- **Set exercise**: The data below needs to be returned exactly, line for line.

==== Entries supplied

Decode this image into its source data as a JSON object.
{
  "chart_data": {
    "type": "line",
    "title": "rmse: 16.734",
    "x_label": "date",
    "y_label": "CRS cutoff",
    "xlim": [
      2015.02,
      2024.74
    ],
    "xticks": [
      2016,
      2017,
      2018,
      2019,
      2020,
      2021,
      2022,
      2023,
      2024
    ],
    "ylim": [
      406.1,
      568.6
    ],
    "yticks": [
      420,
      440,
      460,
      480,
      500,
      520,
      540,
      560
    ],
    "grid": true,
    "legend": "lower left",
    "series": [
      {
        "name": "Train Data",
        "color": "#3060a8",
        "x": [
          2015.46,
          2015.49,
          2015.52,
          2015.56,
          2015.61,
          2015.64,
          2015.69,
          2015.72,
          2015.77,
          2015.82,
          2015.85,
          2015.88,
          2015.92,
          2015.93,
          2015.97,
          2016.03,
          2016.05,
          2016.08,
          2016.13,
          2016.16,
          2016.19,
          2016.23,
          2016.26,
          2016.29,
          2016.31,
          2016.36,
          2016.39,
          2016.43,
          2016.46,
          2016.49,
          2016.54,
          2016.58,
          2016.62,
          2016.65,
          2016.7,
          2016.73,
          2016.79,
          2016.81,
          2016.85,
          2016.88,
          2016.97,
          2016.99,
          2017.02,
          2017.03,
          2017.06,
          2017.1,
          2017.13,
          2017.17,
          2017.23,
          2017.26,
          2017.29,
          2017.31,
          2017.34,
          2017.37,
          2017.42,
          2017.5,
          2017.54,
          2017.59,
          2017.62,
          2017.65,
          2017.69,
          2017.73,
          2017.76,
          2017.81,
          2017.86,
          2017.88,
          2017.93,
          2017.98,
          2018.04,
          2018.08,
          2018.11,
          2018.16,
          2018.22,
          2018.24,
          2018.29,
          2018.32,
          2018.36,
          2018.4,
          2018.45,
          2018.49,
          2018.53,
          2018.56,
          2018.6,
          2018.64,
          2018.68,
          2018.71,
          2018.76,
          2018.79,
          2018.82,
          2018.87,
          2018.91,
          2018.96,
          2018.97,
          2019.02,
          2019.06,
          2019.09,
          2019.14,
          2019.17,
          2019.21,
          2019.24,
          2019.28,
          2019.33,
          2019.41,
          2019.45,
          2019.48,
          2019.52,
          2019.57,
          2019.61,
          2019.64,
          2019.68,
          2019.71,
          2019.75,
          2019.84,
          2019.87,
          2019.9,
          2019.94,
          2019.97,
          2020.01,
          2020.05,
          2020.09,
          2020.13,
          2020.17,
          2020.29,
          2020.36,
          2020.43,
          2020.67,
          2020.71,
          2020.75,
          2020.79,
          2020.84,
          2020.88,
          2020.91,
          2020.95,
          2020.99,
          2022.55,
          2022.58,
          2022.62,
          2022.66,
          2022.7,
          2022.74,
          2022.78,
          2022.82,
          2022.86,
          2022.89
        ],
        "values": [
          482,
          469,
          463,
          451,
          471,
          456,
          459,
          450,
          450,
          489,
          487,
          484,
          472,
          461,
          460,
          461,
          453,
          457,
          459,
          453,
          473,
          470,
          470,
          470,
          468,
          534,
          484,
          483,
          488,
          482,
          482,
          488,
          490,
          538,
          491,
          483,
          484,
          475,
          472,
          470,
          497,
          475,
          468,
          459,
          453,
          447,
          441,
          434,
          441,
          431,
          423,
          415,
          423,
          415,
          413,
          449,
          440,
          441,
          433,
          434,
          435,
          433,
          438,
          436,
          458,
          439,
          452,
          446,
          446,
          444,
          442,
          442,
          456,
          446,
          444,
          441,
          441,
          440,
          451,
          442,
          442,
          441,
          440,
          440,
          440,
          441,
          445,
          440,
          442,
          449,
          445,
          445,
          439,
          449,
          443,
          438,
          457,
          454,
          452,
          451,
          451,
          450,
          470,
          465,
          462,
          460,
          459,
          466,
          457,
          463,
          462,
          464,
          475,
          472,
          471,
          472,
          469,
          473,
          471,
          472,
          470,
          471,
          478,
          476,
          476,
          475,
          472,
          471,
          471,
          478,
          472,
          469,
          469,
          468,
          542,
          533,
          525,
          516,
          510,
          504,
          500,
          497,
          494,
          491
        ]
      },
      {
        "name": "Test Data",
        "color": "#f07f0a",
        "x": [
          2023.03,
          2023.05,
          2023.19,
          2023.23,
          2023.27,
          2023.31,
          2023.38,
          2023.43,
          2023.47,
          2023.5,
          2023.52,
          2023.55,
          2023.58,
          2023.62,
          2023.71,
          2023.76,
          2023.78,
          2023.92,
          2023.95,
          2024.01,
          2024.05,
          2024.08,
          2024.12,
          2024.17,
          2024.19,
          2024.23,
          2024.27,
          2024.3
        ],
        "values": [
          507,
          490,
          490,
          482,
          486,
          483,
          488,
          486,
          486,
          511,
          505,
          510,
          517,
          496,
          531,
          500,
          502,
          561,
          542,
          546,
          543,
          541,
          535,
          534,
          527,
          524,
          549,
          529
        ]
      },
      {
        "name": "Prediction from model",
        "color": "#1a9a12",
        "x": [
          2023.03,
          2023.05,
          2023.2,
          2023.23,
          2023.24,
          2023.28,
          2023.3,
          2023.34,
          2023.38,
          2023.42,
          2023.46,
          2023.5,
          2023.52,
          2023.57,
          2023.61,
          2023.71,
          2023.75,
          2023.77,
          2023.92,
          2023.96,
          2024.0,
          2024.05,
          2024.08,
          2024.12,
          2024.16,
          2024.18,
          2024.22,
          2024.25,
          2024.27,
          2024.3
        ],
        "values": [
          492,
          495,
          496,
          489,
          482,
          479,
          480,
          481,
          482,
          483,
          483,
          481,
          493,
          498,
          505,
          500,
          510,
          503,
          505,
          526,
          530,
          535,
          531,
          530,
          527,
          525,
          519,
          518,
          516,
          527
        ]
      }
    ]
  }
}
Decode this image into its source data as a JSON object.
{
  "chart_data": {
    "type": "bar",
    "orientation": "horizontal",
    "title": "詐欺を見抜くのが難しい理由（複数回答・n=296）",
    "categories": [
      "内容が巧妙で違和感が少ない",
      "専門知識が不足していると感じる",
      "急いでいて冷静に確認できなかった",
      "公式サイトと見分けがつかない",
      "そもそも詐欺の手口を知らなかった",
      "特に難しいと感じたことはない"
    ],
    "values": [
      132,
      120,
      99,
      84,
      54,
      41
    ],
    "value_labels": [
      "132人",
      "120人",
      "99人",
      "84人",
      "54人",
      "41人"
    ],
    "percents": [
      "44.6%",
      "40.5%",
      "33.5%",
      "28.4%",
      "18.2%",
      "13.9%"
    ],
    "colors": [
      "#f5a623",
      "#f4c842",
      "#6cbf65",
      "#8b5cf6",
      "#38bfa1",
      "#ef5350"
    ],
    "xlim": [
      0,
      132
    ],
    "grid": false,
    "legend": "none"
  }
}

========

- **Answer for this exercise**:
Decode this image into its source data as a JSON object.
{
  "chart_data": {
    "type": "line",
    "title": "rmse: 16.734",
    "x_label": "date",
    "y_label": "CRS cutoff",
    "xlim": [
      2015.02,
      2024.74
    ],
    "xticks": [
      2016,
      2017,
      2018,
      2019,
      2020,
      2021,
      2022,
      2023,
      2024
    ],
    "ylim": [
      406.1,
      568.6
    ],
    "yticks": [
      420,
      440,
      460,
      480,
      500,
      520,
      540,
      560
    ],
    "grid": true,
    "legend": "lower left",
    "series": [
      {
        "name": "Train Data",
        "color": "#3060a8",
        "x": [
          2015.46,
          2015.49,
          2015.52,
          2015.56,
          2015.61,
          2015.64,
          2015.69,
          2015.72,
          2015.77,
          2015.82,
          2015.85,
          2015.88,
          2015.92,
          2015.93,
          2015.97,
          2016.03,
          2016.05,
          2016.08,
          2016.13,
          2016.16,
          2016.19,
          2016.23,
          2016.26,
          2016.29,
          2016.31,
          2016.36,
          2016.39,
          2016.43,
          2016.46,
          2016.49,
          2016.54,
          2016.58,
          2016.62,
          2016.65,
          2016.7,
          2016.73,
          2016.79,
          2016.81,
          2016.85,
          2016.88,
          2016.97,
          2016.99,
          2017.02,
          2017.03,
          2017.06,
          2017.1,
          2017.13,
          2017.17,
          2017.23,
          2017.26,
          2017.29,
          2017.31,
          2017.34,
          2017.37,
          2017.42,
          2017.5,
          2017.54,
          2017.59,
          2017.62,
          2017.65,
          2017.69,
          2017.73,
          2017.76,
          2017.81,
          2017.86,
          2017.88,
          2017.93,
          2017.98,
          2018.04,
          2018.08,
          2018.11,
          2018.16,
          2018.22,
          2018.24,
          2018.29,
          2018.32,
          2018.36,
          2018.4,
          2018.45,
          2018.49,
          2018.53,
          2018.56,
          2018.6,
          2018.64,
          2018.68,
          2018.71,
          2018.76,
          2018.79,
          2018.82,
          2018.87,
          2018.91,
          2018.96,
          2018.97,
          2019.02,
          2019.06,
          2019.09,
          2019.14,
          2019.17,
          2019.21,
          2019.24,
          2019.28,
          2019.33,
          2019.41,
          2019.45,
          2019.48,
          2019.52,
          2019.57,
          2019.61,
          2019.64,
          2019.68,
          2019.71,
          2019.75,
          2019.84,
          2019.87,
          2019.9,
          2019.94,
          2019.97,
          2020.01,
          2020.05,
          2020.09,
          2020.13,
          2020.17,
          2020.29,
          2020.36,
          2020.43,
          2020.67,
          2020.71,
          2020.75,
          2020.79,
          2020.84,
          2020.88,
          2020.91,
          2020.95,
          2020.99,
          2022.55,
          2022.58,
          2022.62,
          2022.66,
          2022.7,
          2022.74,
          2022.78,
          2022.82,
          2022.86,
          2022.89
        ],
        "values": [
          482,
          469,
          463,
          451,
          471,
          456,
          459,
          450,
          450,
          489,
          487,
          484,
          472,
          461,
          460,
          461,
          453,
          457,
          459,
          453,
          473,
          470,
          470,
          470,
          468,
          534,
          484,
          483,
          488,
          482,
          482,
          488,
          490,
          538,
          491,
          483,
          484,
          475,
          472,
          470,
          497,
          475,
          468,
          459,
          453,
          447,
          441,
          434,
          441,
          431,
          423,
          415,
          423,
          415,
          413,
          449,
          440,
          441,
          433,
          434,
          435,
          433,
          438,
          436,
          458,
          439,
          452,
          446,
          446,
          444,
          442,
          442,
          456,
          446,
          444,
          441,
          441,
          440,
          451,
          442,
          442,
          441,
          440,
          440,
          440,
          441,
          445,
          440,
          442,
          449,
          445,
          445,
          439,
          449,
          443,
          438,
          457,
          454,
          452,
          451,
          451,
          450,
          470,
          465,
          462,
          460,
          459,
          466,
          457,
          463,
          462,
          464,
          475,
          472,
          471,
          472,
          469,
          473,
          471,
          472,
          470,
          471,
          478,
          476,
          476,
          475,
          472,
          471,
          471,
          478,
          472,
          469,
          469,
          468,
          542,
          533,
          525,
          516,
          510,
          504,
          500,
          497,
          494,
          491
        ]
      },
      {
        "name": "Test Data",
        "color": "#f07f0a",
        "x": [
          2023.03,
          2023.05,
          2023.19,
          2023.23,
          2023.27,
          2023.31,
          2023.38,
          2023.43,
          2023.47,
          2023.5,
          2023.52,
          2023.55,
          2023.58,
          2023.62,
          2023.71,
          2023.76,
          2023.78,
          2023.92,
          2023.95,
          2024.01,
          2024.05,
          2024.08,
          2024.12,
          2024.17,
          2024.19,
          2024.23,
          2024.27,
          2024.3
        ],
        "values": [
          507,
          490,
          490,
          482,
          486,
          483,
          488,
          486,
          486,
          511,
          505,
          510,
          517,
          496,
          531,
          500,
          502,
          561,
          542,
          546,
          543,
          541,
          535,
          534,
          527,
          524,
          549,
          529
        ]
      },
      {
        "name": "Prediction from model",
        "color": "#1a9a12",
        "x": [
          2023.03,
          2023.05,
          2023.2,
          2023.23,
          2023.24,
          2023.28,
          2023.3,
          2023.34,
          2023.38,
          2023.42,
          2023.46,
          2023.5,
          2023.52,
          2023.57,
          2023.61,
          2023.71,
          2023.75,
          2023.77,
          2023.92,
          2023.96,
          2024.0,
          2024.05,
          2024.08,
          2024.12,
          2024.16,
          2024.18,
          2024.22,
          2024.25,
          2024.27,
          2024.3
        ],
        "values": [
          492,
          495,
          496,
          489,
          482,
          479,
          480,
          481,
          482,
          483,
          483,
          481,
          493,
          498,
          505,
          500,
          510,
          503,
          505,
          526,
          530,
          535,
          531,
          530,
          527,
          525,
          519,
          518,
          516,
          527
        ]
      }
    ]
  }
}
Decode this image into its source data as a JSON object.
{
  "chart_data": {
    "type": "bar",
    "orientation": "horizontal",
    "title": "詐欺を見抜くのが難しい理由（複数回答・n=296）",
    "categories": [
      "内容が巧妙で違和感が少ない",
      "専門知識が不足していると感じる",
      "急いでいて冷静に確認できなかった",
      "公式サイトと見分けがつかない",
      "そもそも詐欺の手口を知らなかった",
      "特に難しいと感じたことはない"
    ],
    "values": [
      132,
      120,
      99,
      84,
      54,
      41
    ],
    "value_labels": [
      "132人",
      "120人",
      "99人",
      "84人",
      "54人",
      "41人"
    ],
    "percents": [
      "44.6%",
      "40.5%",
      "33.5%",
      "28.4%",
      "18.2%",
      "13.9%"
    ],
    "colors": [
      "#f5a623",
      "#f4c842",
      "#6cbf65",
      "#8b5cf6",
      "#38bfa1",
      "#ef5350"
    ],
    "xlim": [
      0,
      132
    ],
    "grid": false,
    "legend": "none"
  }
}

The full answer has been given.